» GIVEN PROBLEM:
Copy all the entries below exactly, but not the pictures.

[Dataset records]
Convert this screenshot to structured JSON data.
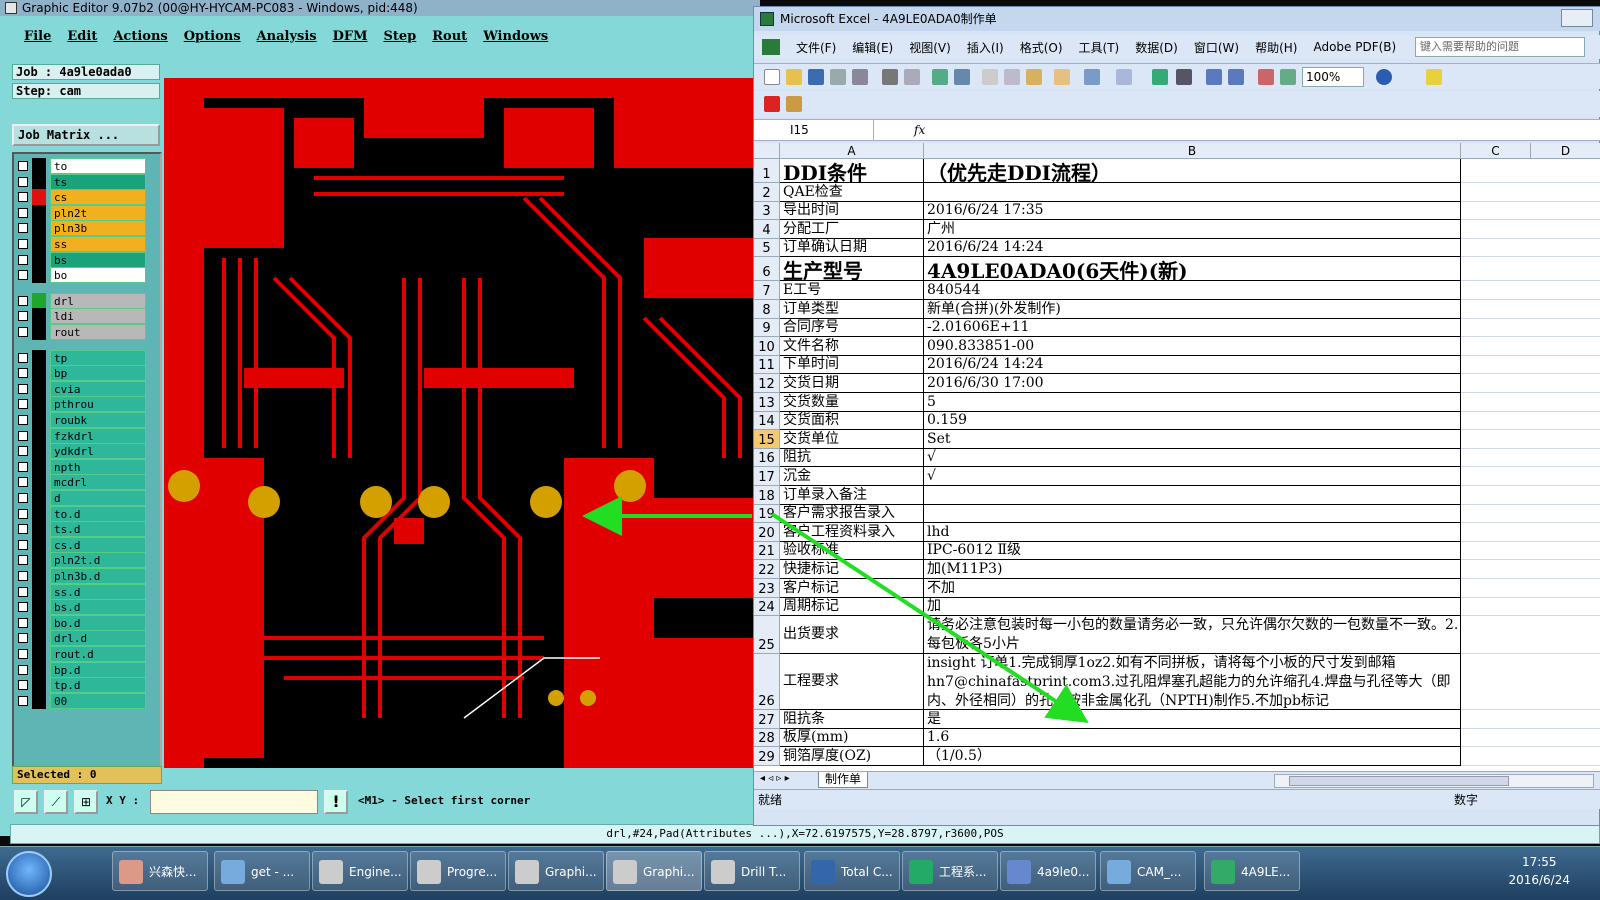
{
  "ge": {
    "title": "Graphic Editor 9.07b2 (00@HY-HYCAM-PC083 - Windows, pid:448)",
    "menu": [
      "File",
      "Edit",
      "Actions",
      "Options",
      "Analysis",
      "DFM",
      "Step",
      "Rout",
      "Windows"
    ],
    "job": "Job : 4a9le0ada0",
    "step": "Step: cam",
    "job_matrix": "Job Matrix ...",
    "selected": "Selected : 0",
    "xy_label": "X Y :",
    "prompt": "<M1> - Select first corner",
    "status": "drl,#24,Pad(Attributes ...),X=72.6197575,Y=28.8797,r3600,POS",
    "layers_a": [
      {
        "name": "to",
        "color": "#ffffff",
        "swatch": "#000000"
      },
      {
        "name": "ts",
        "color": "#1aa37a",
        "swatch": "#000000"
      },
      {
        "name": "cs",
        "color": "#f0b020",
        "swatch": "#e01010"
      },
      {
        "name": "pln2t",
        "color": "#f0b020",
        "swatch": "#000000"
      },
      {
        "name": "pln3b",
        "color": "#f0b020",
        "swatch": "#000000"
      },
      {
        "name": "ss",
        "color": "#f0b020",
        "swatch": "#000000"
      },
      {
        "name": "bs",
        "color": "#1aa37a",
        "swatch": "#000000"
      },
      {
        "name": "bo",
        "color": "#ffffff",
        "swatch": "#000000"
      }
    ],
    "layers_b": [
      {
        "name": "drl",
        "color": "#b8b8b8",
        "swatch": "#21a52a"
      },
      {
        "name": "ldi",
        "color": "#b8b8b8",
        "swatch": "#000000"
      },
      {
        "name": "rout",
        "color": "#b8b8b8",
        "swatch": "#000000"
      }
    ],
    "layers_c": [
      "tp",
      "bp",
      "cvia",
      "pthrou",
      "roubk",
      "fzkdrl",
      "ydkdrl",
      "npth",
      "mcdrl",
      "d",
      "to.d",
      "ts.d",
      "cs.d",
      "pln2t.d",
      "pln3b.d",
      "ss.d",
      "bs.d",
      "bo.d",
      "drl.d",
      "rout.d",
      "bp.d",
      "tp.d",
      "00"
    ]
  },
  "xl": {
    "title": "Microsoft Excel - 4A9LE0ADA0制作单",
    "menu": [
      "文件(F)",
      "编辑(E)",
      "视图(V)",
      "插入(I)",
      "格式(O)",
      "工具(T)",
      "数据(D)",
      "窗口(W)",
      "帮助(H)",
      "Adobe PDF(B)"
    ],
    "help_placeholder": "键入需要帮助的问题",
    "zoom": "100%",
    "namebox": "I15",
    "fx": "fx",
    "cols": [
      "A",
      "B",
      "C",
      "D"
    ],
    "sheet_tab": "制作单",
    "status_left": "就绪",
    "status_right": "数字",
    "rows": [
      {
        "n": "1",
        "a": "DDI条件",
        "b": "（优先走DDI流程）",
        "big": true
      },
      {
        "n": "2",
        "a": "QAE检查",
        "b": ""
      },
      {
        "n": "3",
        "a": "导出时间",
        "b": "2016/6/24 17:35"
      },
      {
        "n": "4",
        "a": "分配工厂",
        "b": "广州"
      },
      {
        "n": "5",
        "a": "订单确认日期",
        "b": "2016/6/24 14:24"
      },
      {
        "n": "6",
        "a": "生产型号",
        "b": "4A9LE0ADA0(6天件)(新)",
        "big": true
      },
      {
        "n": "7",
        "a": "E工号",
        "b": "840544"
      },
      {
        "n": "8",
        "a": "订单类型",
        "b": "新单(合拼)(外发制作)"
      },
      {
        "n": "9",
        "a": "合同序号",
        "b": "-2.01606E+11"
      },
      {
        "n": "10",
        "a": "文件名称",
        "b": "090.833851-00"
      },
      {
        "n": "11",
        "a": "下单时间",
        "b": "2016/6/24 14:24"
      },
      {
        "n": "12",
        "a": "交货日期",
        "b": "2016/6/30 17:00"
      },
      {
        "n": "13",
        "a": "交货数量",
        "b": "5"
      },
      {
        "n": "14",
        "a": "交货面积",
        "b": "0.159"
      },
      {
        "n": "15",
        "a": "交货单位",
        "b": "Set",
        "sel": true
      },
      {
        "n": "16",
        "a": "阻抗",
        "b": "√"
      },
      {
        "n": "17",
        "a": "沉金",
        "b": "√"
      },
      {
        "n": "18",
        "a": "订单录入备注",
        "b": ""
      },
      {
        "n": "19",
        "a": "客户需求报告录入",
        "b": ""
      },
      {
        "n": "20",
        "a": "客户工程资料录入",
        "b": "lhd"
      },
      {
        "n": "21",
        "a": "验收标准",
        "b": "IPC-6012 Ⅱ级"
      },
      {
        "n": "22",
        "a": "快捷标记",
        "b": "加(M11P3)"
      },
      {
        "n": "23",
        "a": "客户标记",
        "b": "不加"
      },
      {
        "n": "24",
        "a": "周期标记",
        "b": "加"
      },
      {
        "n": "25",
        "a": "出货要求",
        "b": "请务必注意包装时每一小包的数量请务必一致，只允许偶尔欠数的一包数量不一致。2.每包板各5小片",
        "tall": 2
      },
      {
        "n": "26",
        "a": "工程要求",
        "b": "insight 订单1.完成铜厚1oz2.如有不同拼板，请将每个小板的尺寸发到邮箱hn7@chinafastprint.com3.过孔阻焊塞孔超能力的允许缩孔4.焊盘与孔径等大（即内、外径相同）的孔，按非金属化孔（NPTH)制作5.不加pb标记",
        "tall": 3
      },
      {
        "n": "27",
        "a": "阻抗条",
        "b": "是"
      },
      {
        "n": "28",
        "a": "板厚(mm)",
        "b": "1.6"
      },
      {
        "n": "29",
        "a": "铜箔厚度(OZ)",
        "b": "（1/0.5）"
      }
    ]
  },
  "taskbar": {
    "items": [
      "兴森快...",
      "get - ...",
      "Engine...",
      "Progre...",
      "Graphi...",
      "Graphi...",
      "Drill T...",
      "Total C...",
      "工程系...",
      "4a9le0...",
      "CAM_...",
      "4A9LE..."
    ],
    "time": "17:55",
    "date": "2016/6/24"
  },
  "colors": {
    "arrow": "#22dd22",
    "copper": "#e00000",
    "pad": "#d4a000"
  }
}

» IN RESPONSE:
Convert this screenshot to structured JSON data.
{
  "ge": {
    "title": "Graphic Editor 9.07b2 (00@HY-HYCAM-PC083 - Windows, pid:448)",
    "menu": [
      "File",
      "Edit",
      "Actions",
      "Options",
      "Analysis",
      "DFM",
      "Step",
      "Rout",
      "Windows"
    ],
    "job": "Job : 4a9le0ada0",
    "step": "Step: cam",
    "job_matrix": "Job Matrix ...",
    "selected": "Selected : 0",
    "xy_label": "X Y :",
    "prompt": "<M1> - Select first corner",
    "status": "drl,#24,Pad(Attributes ...),X=72.6197575,Y=28.8797,r3600,POS",
    "layers_a": [
      {
        "name": "to",
        "color": "#ffffff",
        "swatch": "#000000"
      },
      {
        "name": "ts",
        "color": "#1aa37a",
        "swatch": "#000000"
      },
      {
        "name": "cs",
        "color": "#f0b020",
        "swatch": "#e01010"
      },
      {
        "name": "pln2t",
        "color": "#f0b020",
        "swatch": "#000000"
      },
      {
        "name": "pln3b",
        "color": "#f0b020",
        "swatch": "#000000"
      },
      {
        "name": "ss",
        "color": "#f0b020",
        "swatch": "#000000"
      },
      {
        "name": "bs",
        "color": "#1aa37a",
        "swatch": "#000000"
      },
      {
        "name": "bo",
        "color": "#ffffff",
        "swatch": "#000000"
      }
    ],
    "layers_b": [
      {
        "name": "drl",
        "color": "#b8b8b8",
        "swatch": "#21a52a"
      },
      {
        "name": "ldi",
        "color": "#b8b8b8",
        "swatch": "#000000"
      },
      {
        "name": "rout",
        "color": "#b8b8b8",
        "swatch": "#000000"
      }
    ],
    "layers_c": [
      "tp",
      "bp",
      "cvia",
      "pthrou",
      "roubk",
      "fzkdrl",
      "ydkdrl",
      "npth",
      "mcdrl",
      "d",
      "to.d",
      "ts.d",
      "cs.d",
      "pln2t.d",
      "pln3b.d",
      "ss.d",
      "bs.d",
      "bo.d",
      "drl.d",
      "rout.d",
      "bp.d",
      "tp.d",
      "00"
    ]
  },
  "xl": {
    "title": "Microsoft Excel - 4A9LE0ADA0制作单",
    "menu": [
      "文件(F)",
      "编辑(E)",
      "视图(V)",
      "插入(I)",
      "格式(O)",
      "工具(T)",
      "数据(D)",
      "窗口(W)",
      "帮助(H)",
      "Adobe PDF(B)"
    ],
    "help_placeholder": "键入需要帮助的问题",
    "zoom": "100%",
    "namebox": "I15",
    "fx": "fx",
    "cols": [
      "A",
      "B",
      "C",
      "D"
    ],
    "sheet_tab": "制作单",
    "status_left": "就绪",
    "status_right": "数字",
    "rows": [
      {
        "n": "1",
        "a": "DDI条件",
        "b": "（优先走DDI流程）",
        "big": true
      },
      {
        "n": "2",
        "a": "QAE检查",
        "b": ""
      },
      {
        "n": "3",
        "a": "导出时间",
        "b": "2016/6/24 17:35"
      },
      {
        "n": "4",
        "a": "分配工厂",
        "b": "广州"
      },
      {
        "n": "5",
        "a": "订单确认日期",
        "b": "2016/6/24 14:24"
      },
      {
        "n": "6",
        "a": "生产型号",
        "b": "4A9LE0ADA0(6天件)(新)",
        "big": true
      },
      {
        "n": "7",
        "a": "E工号",
        "b": "840544"
      },
      {
        "n": "8",
        "a": "订单类型",
        "b": "新单(合拼)(外发制作)"
      },
      {
        "n": "9",
        "a": "合同序号",
        "b": "-2.01606E+11"
      },
      {
        "n": "10",
        "a": "文件名称",
        "b": "090.833851-00"
      },
      {
        "n": "11",
        "a": "下单时间",
        "b": "2016/6/24 14:24"
      },
      {
        "n": "12",
        "a": "交货日期",
        "b": "2016/6/30 17:00"
      },
      {
        "n": "13",
        "a": "交货数量",
        "b": "5"
      },
      {
        "n": "14",
        "a": "交货面积",
        "b": "0.159"
      },
      {
        "n": "15",
        "a": "交货单位",
        "b": "Set",
        "sel": true
      },
      {
        "n": "16",
        "a": "阻抗",
        "b": "√"
      },
      {
        "n": "17",
        "a": "沉金",
        "b": "√"
      },
      {
        "n": "18",
        "a": "订单录入备注",
        "b": ""
      },
      {
        "n": "19",
        "a": "客户需求报告录入",
        "b": ""
      },
      {
        "n": "20",
        "a": "客户工程资料录入",
        "b": "lhd"
      },
      {
        "n": "21",
        "a": "验收标准",
        "b": "IPC-6012 Ⅱ级"
      },
      {
        "n": "22",
        "a": "快捷标记",
        "b": "加(M11P3)"
      },
      {
        "n": "23",
        "a": "客户标记",
        "b": "不加"
      },
      {
        "n": "24",
        "a": "周期标记",
        "b": "加"
      },
      {
        "n": "25",
        "a": "出货要求",
        "b": "请务必注意包装时每一小包的数量请务必一致，只允许偶尔欠数的一包数量不一致。2.每包板各5小片",
        "tall": 2
      },
      {
        "n": "26",
        "a": "工程要求",
        "b": "insight 订单1.完成铜厚1oz2.如有不同拼板，请将每个小板的尺寸发到邮箱hn7@chinafastprint.com3.过孔阻焊塞孔超能力的允许缩孔4.焊盘与孔径等大（即内、外径相同）的孔，按非金属化孔（NPTH)制作5.不加pb标记",
        "tall": 3
      },
      {
        "n": "27",
        "a": "阻抗条",
        "b": "是"
      },
      {
        "n": "28",
        "a": "板厚(mm)",
        "b": "1.6"
      },
      {
        "n": "29",
        "a": "铜箔厚度(OZ)",
        "b": "（1/0.5）"
      }
    ]
  },
  "taskbar": {
    "items": [
      "兴森快...",
      "get - ...",
      "Engine...",
      "Progre...",
      "Graphi...",
      "Graphi...",
      "Drill T...",
      "Total C...",
      "工程系...",
      "4a9le0...",
      "CAM_...",
      "4A9LE..."
    ],
    "time": "17:55",
    "date": "2016/6/24"
  },
  "colors": {
    "arrow": "#22dd22",
    "copper": "#e00000",
    "pad": "#d4a000"
  }
}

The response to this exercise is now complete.